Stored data
++++++++++++++++++++

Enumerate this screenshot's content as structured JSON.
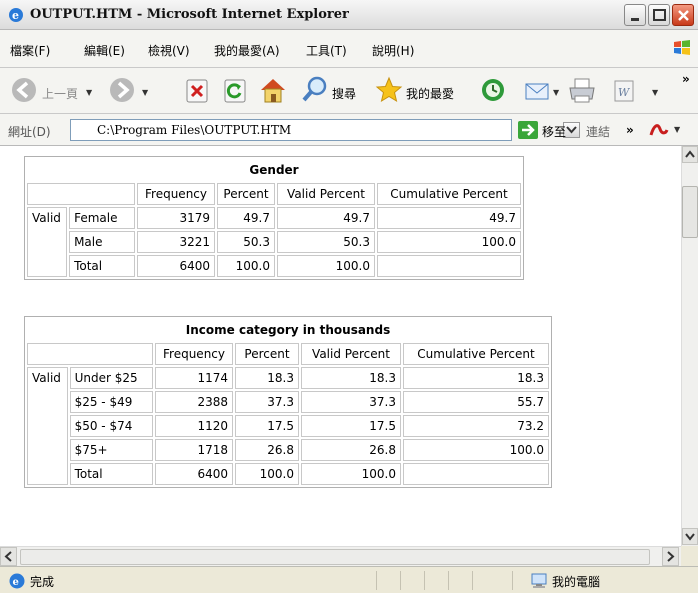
{
  "window": {
    "title": "OUTPUT.HTM - Microsoft Internet Explorer",
    "colors": {
      "chrome": "#ece9d8",
      "close": "#c83a1a",
      "address_border": "#7f9db9"
    }
  },
  "menu": {
    "items": [
      "檔案(F)",
      "編輯(E)",
      "檢視(V)",
      "我的最愛(A)",
      "工具(T)",
      "說明(H)"
    ]
  },
  "toolbar": {
    "back_label": "上一頁",
    "search_label": "搜尋",
    "favorites_label": "我的最愛",
    "overflow": "»"
  },
  "address": {
    "label": "網址(D)",
    "value": "C:\\Program Files\\OUTPUT.HTM",
    "go_label": "移至",
    "links_label": "連結",
    "overflow": "»"
  },
  "tables": {
    "gender": {
      "title": "Gender",
      "headers": [
        "Frequency",
        "Percent",
        "Valid Percent",
        "Cumulative Percent"
      ],
      "group_label": "Valid",
      "rows": [
        {
          "label": "Female",
          "frequency": "3179",
          "percent": "49.7",
          "valid_percent": "49.7",
          "cumulative_percent": "49.7"
        },
        {
          "label": "Male",
          "frequency": "3221",
          "percent": "50.3",
          "valid_percent": "50.3",
          "cumulative_percent": "100.0"
        },
        {
          "label": "Total",
          "frequency": "6400",
          "percent": "100.0",
          "valid_percent": "100.0",
          "cumulative_percent": ""
        }
      ]
    },
    "income": {
      "title": "Income category in thousands",
      "headers": [
        "Frequency",
        "Percent",
        "Valid Percent",
        "Cumulative Percent"
      ],
      "group_label": "Valid",
      "rows": [
        {
          "label": "Under $25",
          "frequency": "1174",
          "percent": "18.3",
          "valid_percent": "18.3",
          "cumulative_percent": "18.3"
        },
        {
          "label": "$25 - $49",
          "frequency": "2388",
          "percent": "37.3",
          "valid_percent": "37.3",
          "cumulative_percent": "55.7"
        },
        {
          "label": "$50 - $74",
          "frequency": "1120",
          "percent": "17.5",
          "valid_percent": "17.5",
          "cumulative_percent": "73.2"
        },
        {
          "label": "$75+",
          "frequency": "1718",
          "percent": "26.8",
          "valid_percent": "26.8",
          "cumulative_percent": "100.0"
        },
        {
          "label": "Total",
          "frequency": "6400",
          "percent": "100.0",
          "valid_percent": "100.0",
          "cumulative_percent": ""
        }
      ]
    }
  },
  "status": {
    "text": "完成",
    "zone": "我的電腦"
  }
}
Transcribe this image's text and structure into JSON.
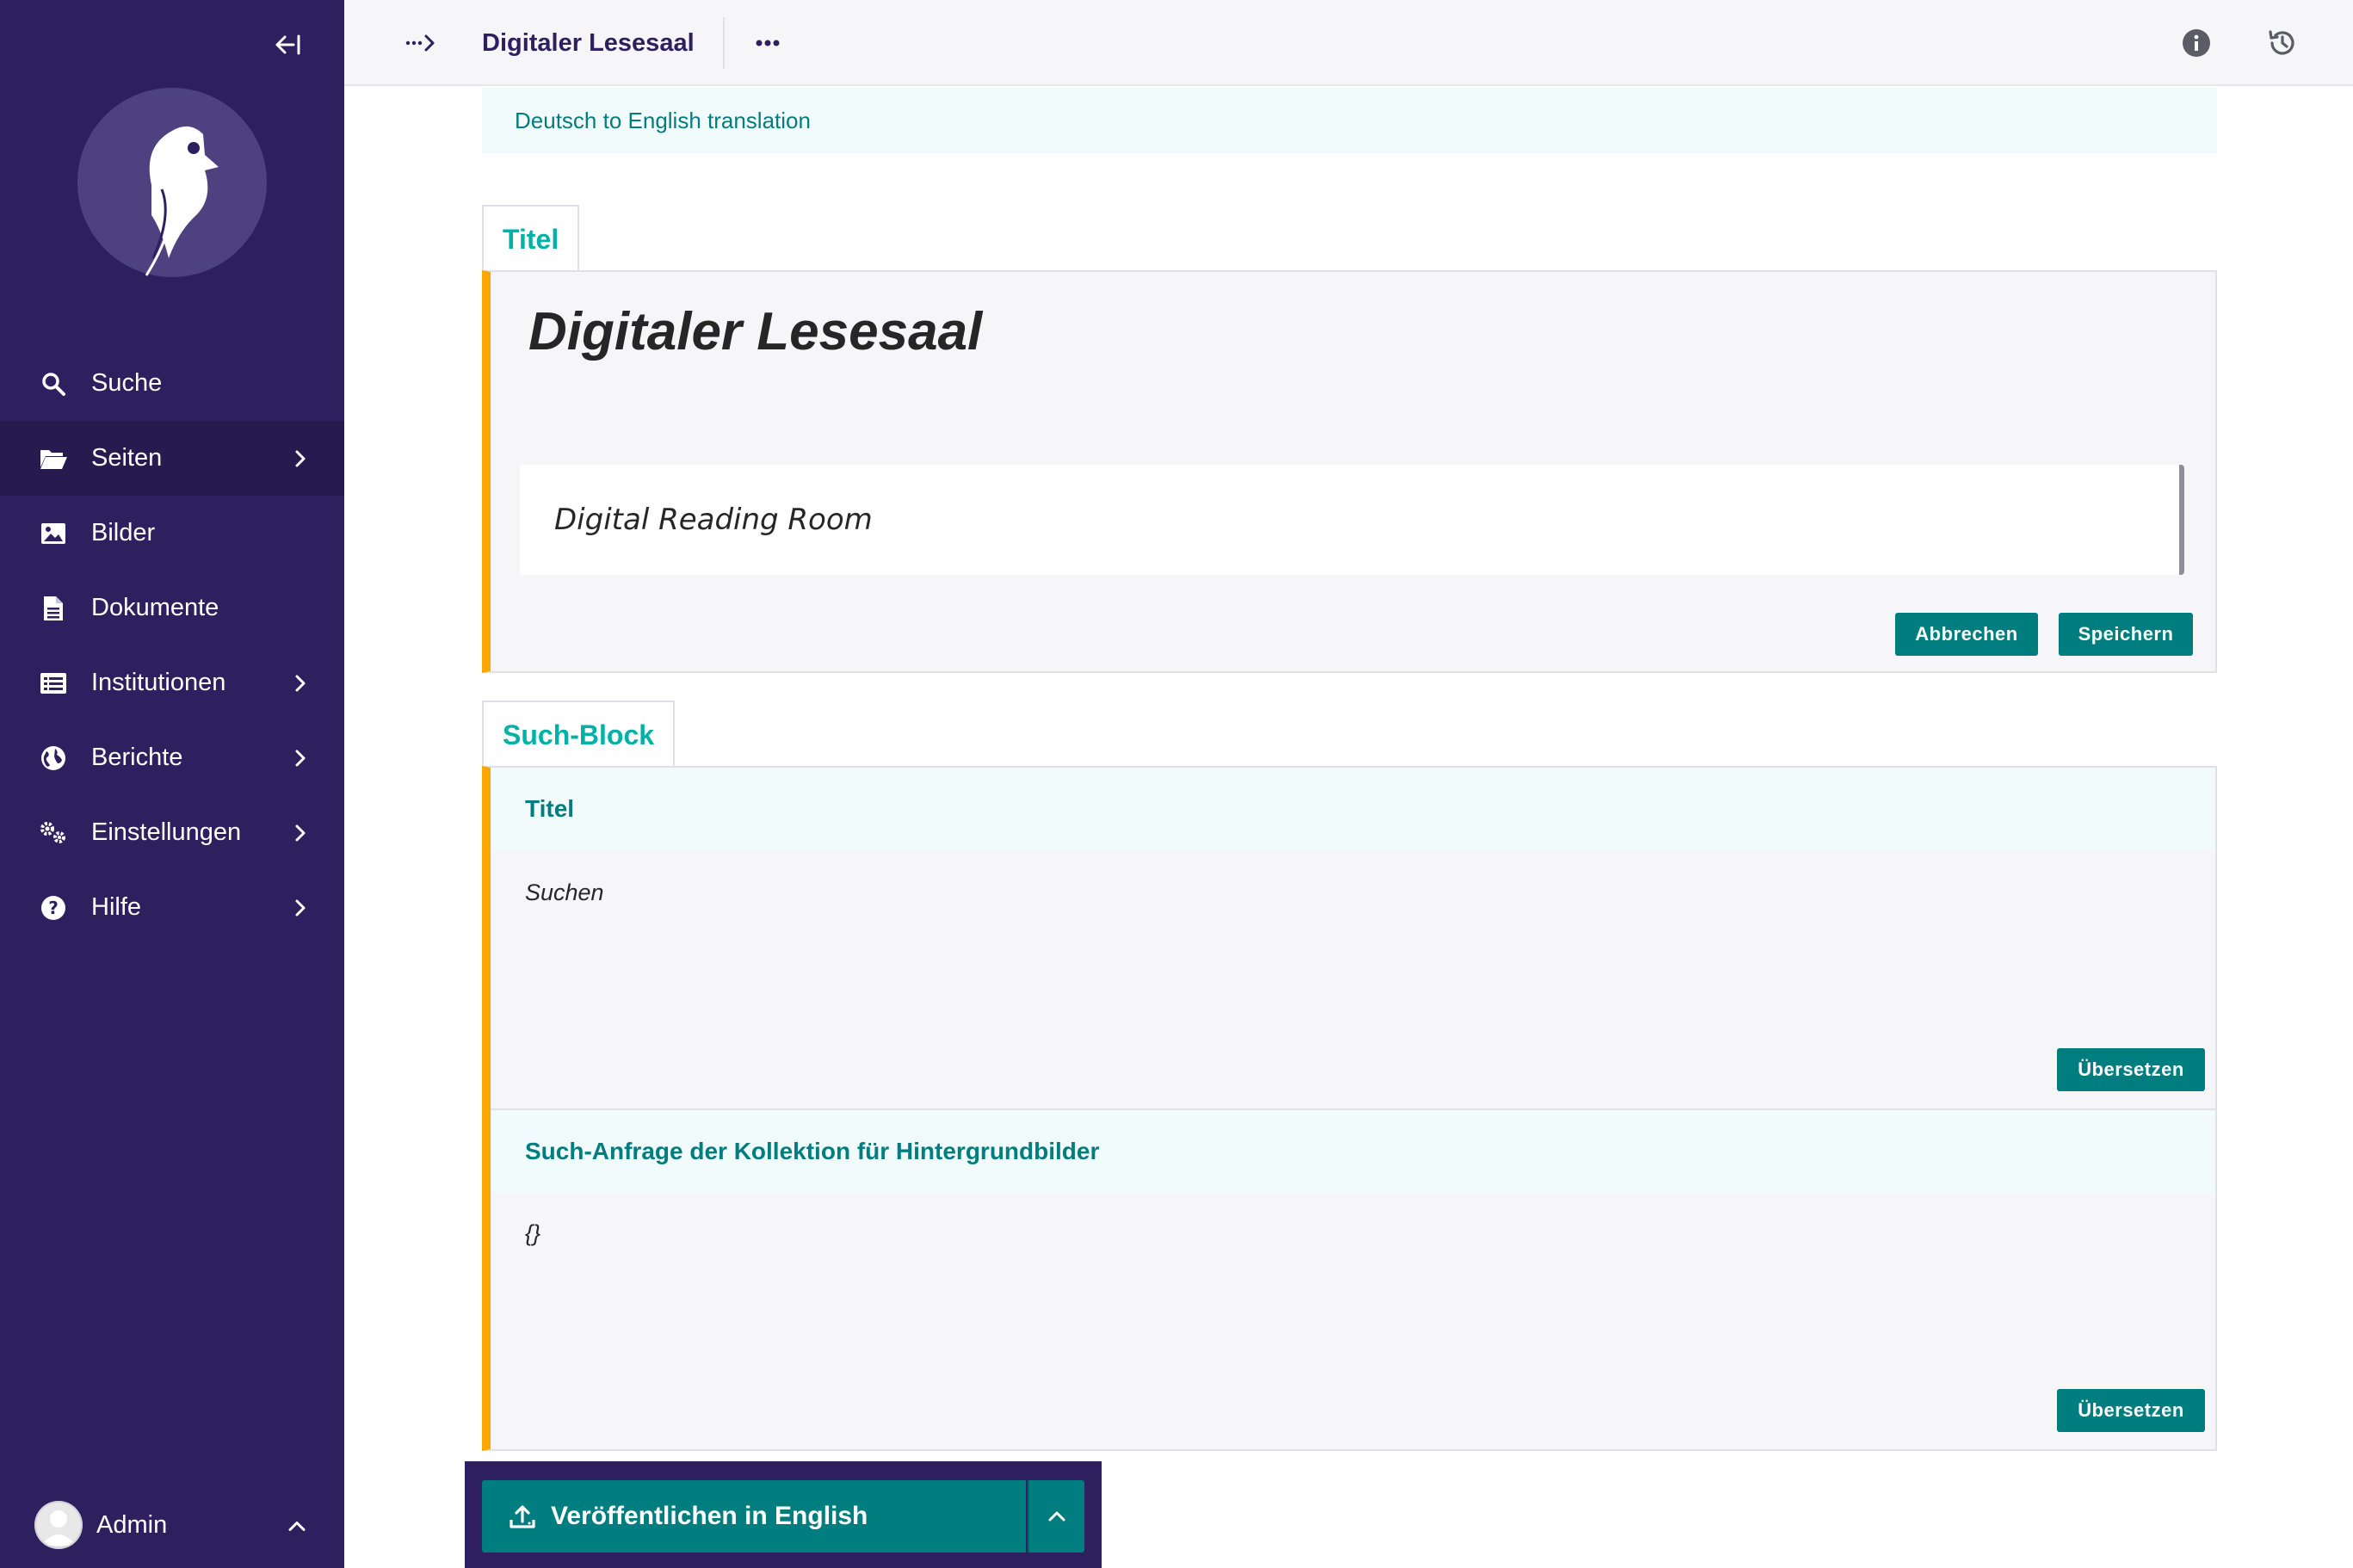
{
  "sidebar": {
    "items": [
      {
        "label": "Suche",
        "icon": "search-icon"
      },
      {
        "label": "Seiten",
        "icon": "folder-open-icon"
      },
      {
        "label": "Bilder",
        "icon": "image-icon"
      },
      {
        "label": "Dokumente",
        "icon": "document-icon"
      },
      {
        "label": "Institutionen",
        "icon": "list-icon"
      },
      {
        "label": "Berichte",
        "icon": "globe-icon"
      },
      {
        "label": "Einstellungen",
        "icon": "cogs-icon"
      },
      {
        "label": "Hilfe",
        "icon": "help-icon"
      }
    ],
    "account": {
      "label": "Admin"
    }
  },
  "header": {
    "title": "Digitaler Lesesaal",
    "breadcrumb_toggle": "···>"
  },
  "main": {
    "locale_banner": "Deutsch to English translation",
    "title_block": {
      "tab_label": "Titel",
      "source_text": "Digitaler Lesesaal",
      "translation_value": "Digital Reading Room",
      "cancel_label": "Abbrechen",
      "save_label": "Speichern"
    },
    "search_block": {
      "tab_label": "Such-Block",
      "fields": [
        {
          "label": "Titel",
          "value": "Suchen",
          "button_label": "Übersetzen"
        },
        {
          "label": "Such-Anfrage der Kollektion für Hintergrundbilder",
          "value": "{}",
          "button_label": "Übersetzen"
        }
      ]
    }
  },
  "footer": {
    "publish_label": "Veröffentlichen in English"
  },
  "colors": {
    "sidebar": "#2e1f5e",
    "accent": "#007d7e",
    "tab_text": "#00b1a7",
    "panel_border": "#faa700"
  }
}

++++++++++++++++++++

> **What is expected**
Copy the data character for character, but drop all pictures from the copy.

> **Exercise response**
Enumerate this screenshot's content as structured JSON.
{
  "window": {
    "title": "OUTPUT.HTM - Microsoft Internet Explorer",
    "colors": {
      "chrome": "#ece9d8",
      "close": "#c83a1a",
      "address_border": "#7f9db9"
    }
  },
  "menu": {
    "items": [
      "檔案(F)",
      "編輯(E)",
      "檢視(V)",
      "我的最愛(A)",
      "工具(T)",
      "說明(H)"
    ]
  },
  "toolbar": {
    "back_label": "上一頁",
    "search_label": "搜尋",
    "favorites_label": "我的最愛",
    "overflow": "»"
  },
  "address": {
    "label": "網址(D)",
    "value": "C:\\Program Files\\OUTPUT.HTM",
    "go_label": "移至",
    "links_label": "連結",
    "overflow": "»"
  },
  "tables": {
    "gender": {
      "title": "Gender",
      "headers": [
        "Frequency",
        "Percent",
        "Valid Percent",
        "Cumulative Percent"
      ],
      "group_label": "Valid",
      "rows": [
        {
          "label": "Female",
          "frequency": "3179",
          "percent": "49.7",
          "valid_percent": "49.7",
          "cumulative_percent": "49.7"
        },
        {
          "label": "Male",
          "frequency": "3221",
          "percent": "50.3",
          "valid_percent": "50.3",
          "cumulative_percent": "100.0"
        },
        {
          "label": "Total",
          "frequency": "6400",
          "percent": "100.0",
          "valid_percent": "100.0",
          "cumulative_percent": ""
        }
      ]
    },
    "income": {
      "title": "Income category in thousands",
      "headers": [
        "Frequency",
        "Percent",
        "Valid Percent",
        "Cumulative Percent"
      ],
      "group_label": "Valid",
      "rows": [
        {
          "label": "Under $25",
          "frequency": "1174",
          "percent": "18.3",
          "valid_percent": "18.3",
          "cumulative_percent": "18.3"
        },
        {
          "label": "$25 - $49",
          "frequency": "2388",
          "percent": "37.3",
          "valid_percent": "37.3",
          "cumulative_percent": "55.7"
        },
        {
          "label": "$50 - $74",
          "frequency": "1120",
          "percent": "17.5",
          "valid_percent": "17.5",
          "cumulative_percent": "73.2"
        },
        {
          "label": "$75+",
          "frequency": "1718",
          "percent": "26.8",
          "valid_percent": "26.8",
          "cumulative_percent": "100.0"
        },
        {
          "label": "Total",
          "frequency": "6400",
          "percent": "100.0",
          "valid_percent": "100.0",
          "cumulative_percent": ""
        }
      ]
    }
  },
  "status": {
    "text": "完成",
    "zone": "我的電腦"
  }
}
Transcribe this image's text and structure into JSON.
{
  "sidebar": {
    "items": [
      {
        "label": "Suche",
        "icon": "search-icon"
      },
      {
        "label": "Seiten",
        "icon": "folder-open-icon"
      },
      {
        "label": "Bilder",
        "icon": "image-icon"
      },
      {
        "label": "Dokumente",
        "icon": "document-icon"
      },
      {
        "label": "Institutionen",
        "icon": "list-icon"
      },
      {
        "label": "Berichte",
        "icon": "globe-icon"
      },
      {
        "label": "Einstellungen",
        "icon": "cogs-icon"
      },
      {
        "label": "Hilfe",
        "icon": "help-icon"
      }
    ],
    "account": {
      "label": "Admin"
    }
  },
  "header": {
    "title": "Digitaler Lesesaal",
    "breadcrumb_toggle": "···>"
  },
  "main": {
    "locale_banner": "Deutsch to English translation",
    "title_block": {
      "tab_label": "Titel",
      "source_text": "Digitaler Lesesaal",
      "translation_value": "Digital Reading Room",
      "cancel_label": "Abbrechen",
      "save_label": "Speichern"
    },
    "search_block": {
      "tab_label": "Such-Block",
      "fields": [
        {
          "label": "Titel",
          "value": "Suchen",
          "button_label": "Übersetzen"
        },
        {
          "label": "Such-Anfrage der Kollektion für Hintergrundbilder",
          "value": "{}",
          "button_label": "Übersetzen"
        }
      ]
    }
  },
  "footer": {
    "publish_label": "Veröffentlichen in English"
  },
  "colors": {
    "sidebar": "#2e1f5e",
    "accent": "#007d7e",
    "tab_text": "#00b1a7",
    "panel_border": "#faa700"
  }
}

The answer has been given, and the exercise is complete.